- **Exercise aim**: Repeat exactly the lines beginning at the one that contains "Transcribe the text in this document." and running to the end of the material. Omit the pictures.

[Lines of data]
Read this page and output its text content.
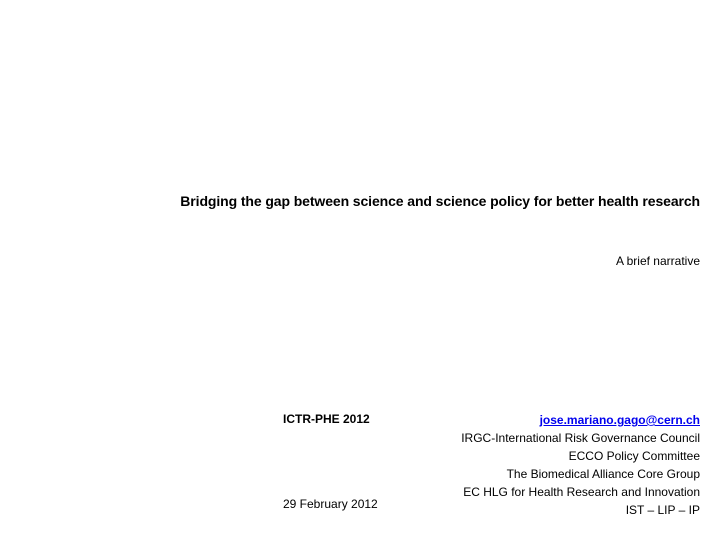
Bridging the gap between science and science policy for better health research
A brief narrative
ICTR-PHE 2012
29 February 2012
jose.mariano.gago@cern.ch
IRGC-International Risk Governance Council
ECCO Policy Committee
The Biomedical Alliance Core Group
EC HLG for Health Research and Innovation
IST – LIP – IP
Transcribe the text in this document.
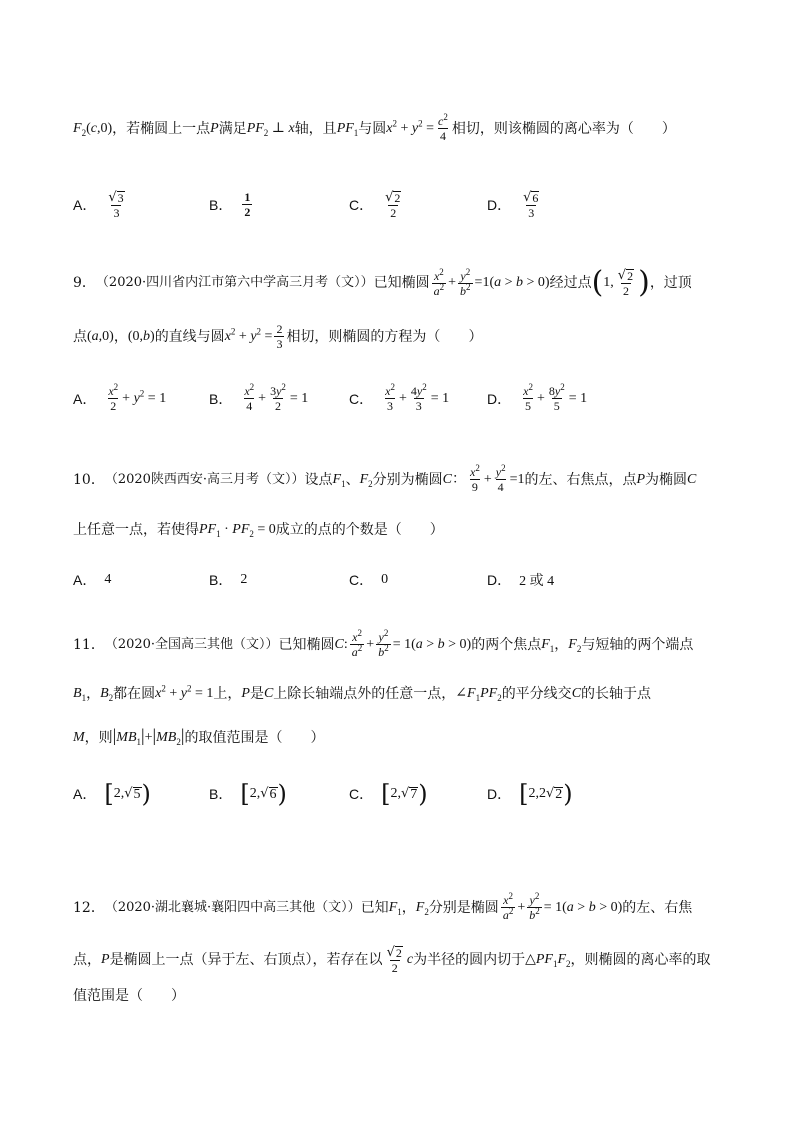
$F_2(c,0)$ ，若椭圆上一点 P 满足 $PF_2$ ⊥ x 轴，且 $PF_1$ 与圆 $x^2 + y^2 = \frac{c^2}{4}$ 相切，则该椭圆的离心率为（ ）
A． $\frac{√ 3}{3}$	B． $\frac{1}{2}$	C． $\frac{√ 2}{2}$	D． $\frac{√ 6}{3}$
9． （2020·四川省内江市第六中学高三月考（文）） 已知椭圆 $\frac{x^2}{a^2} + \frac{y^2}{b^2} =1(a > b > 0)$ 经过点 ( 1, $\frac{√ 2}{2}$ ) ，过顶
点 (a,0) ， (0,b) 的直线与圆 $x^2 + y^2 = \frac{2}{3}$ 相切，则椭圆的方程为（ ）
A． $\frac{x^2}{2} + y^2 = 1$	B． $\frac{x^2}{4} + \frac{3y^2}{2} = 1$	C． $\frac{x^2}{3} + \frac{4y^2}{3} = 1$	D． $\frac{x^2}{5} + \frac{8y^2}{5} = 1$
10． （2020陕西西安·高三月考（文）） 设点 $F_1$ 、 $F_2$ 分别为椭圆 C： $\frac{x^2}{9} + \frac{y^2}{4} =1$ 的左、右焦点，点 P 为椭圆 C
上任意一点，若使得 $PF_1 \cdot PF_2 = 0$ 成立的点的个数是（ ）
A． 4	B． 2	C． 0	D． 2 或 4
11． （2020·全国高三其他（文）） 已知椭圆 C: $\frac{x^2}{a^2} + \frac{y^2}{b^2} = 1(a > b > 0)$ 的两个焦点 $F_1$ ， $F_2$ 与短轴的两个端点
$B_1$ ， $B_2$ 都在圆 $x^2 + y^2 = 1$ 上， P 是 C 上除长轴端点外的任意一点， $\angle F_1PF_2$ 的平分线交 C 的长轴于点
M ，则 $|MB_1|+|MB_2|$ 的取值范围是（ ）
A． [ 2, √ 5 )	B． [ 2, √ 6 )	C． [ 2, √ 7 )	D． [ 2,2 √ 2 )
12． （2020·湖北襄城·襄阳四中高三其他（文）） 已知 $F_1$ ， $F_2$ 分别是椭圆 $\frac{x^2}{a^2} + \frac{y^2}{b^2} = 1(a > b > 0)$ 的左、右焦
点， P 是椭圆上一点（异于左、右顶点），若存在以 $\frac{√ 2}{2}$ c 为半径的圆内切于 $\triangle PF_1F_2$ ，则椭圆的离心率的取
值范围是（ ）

- **Answer**:
Transcribe the text in this document.
$F_2(c,0)$ ，若椭圆上一点 P 满足 $PF_2$ ⊥ x 轴，且 $PF_1$ 与圆 $x^2 + y^2 = \frac{c^2}{4}$ 相切，则该椭圆的离心率为（ ）
A． $\frac{√ 3}{3}$	B． $\frac{1}{2}$	C． $\frac{√ 2}{2}$	D． $\frac{√ 6}{3}$
9． （2020·四川省内江市第六中学高三月考（文）） 已知椭圆 $\frac{x^2}{a^2} + \frac{y^2}{b^2} =1(a > b > 0)$ 经过点 ( 1, $\frac{√ 2}{2}$ ) ，过顶
点 (a,0) ， (0,b) 的直线与圆 $x^2 + y^2 = \frac{2}{3}$ 相切，则椭圆的方程为（ ）
A． $\frac{x^2}{2} + y^2 = 1$	B． $\frac{x^2}{4} + \frac{3y^2}{2} = 1$	C． $\frac{x^2}{3} + \frac{4y^2}{3} = 1$	D． $\frac{x^2}{5} + \frac{8y^2}{5} = 1$
10． （2020陕西西安·高三月考（文）） 设点 $F_1$ 、 $F_2$ 分别为椭圆 C： $\frac{x^2}{9} + \frac{y^2}{4} =1$ 的左、右焦点，点 P 为椭圆 C
上任意一点，若使得 $PF_1 \cdot PF_2 = 0$ 成立的点的个数是（ ）
A． 4	B． 2	C． 0	D． 2 或 4
11． （2020·全国高三其他（文）） 已知椭圆 C: $\frac{x^2}{a^2} + \frac{y^2}{b^2} = 1(a > b > 0)$ 的两个焦点 $F_1$ ， $F_2$ 与短轴的两个端点
$B_1$ ， $B_2$ 都在圆 $x^2 + y^2 = 1$ 上， P 是 C 上除长轴端点外的任意一点， $\angle F_1PF_2$ 的平分线交 C 的长轴于点
M ，则 $|MB_1|+|MB_2|$ 的取值范围是（ ）
A． [ 2, √ 5 )	B． [ 2, √ 6 )	C． [ 2, √ 7 )	D． [ 2,2 √ 2 )
12． （2020·湖北襄城·襄阳四中高三其他（文）） 已知 $F_1$ ， $F_2$ 分别是椭圆 $\frac{x^2}{a^2} + \frac{y^2}{b^2} = 1(a > b > 0)$ 的左、右焦
点， P 是椭圆上一点（异于左、右顶点），若存在以 $\frac{√ 2}{2}$ c 为半径的圆内切于 $\triangle PF_1F_2$ ，则椭圆的离心率的取
值范围是（ ）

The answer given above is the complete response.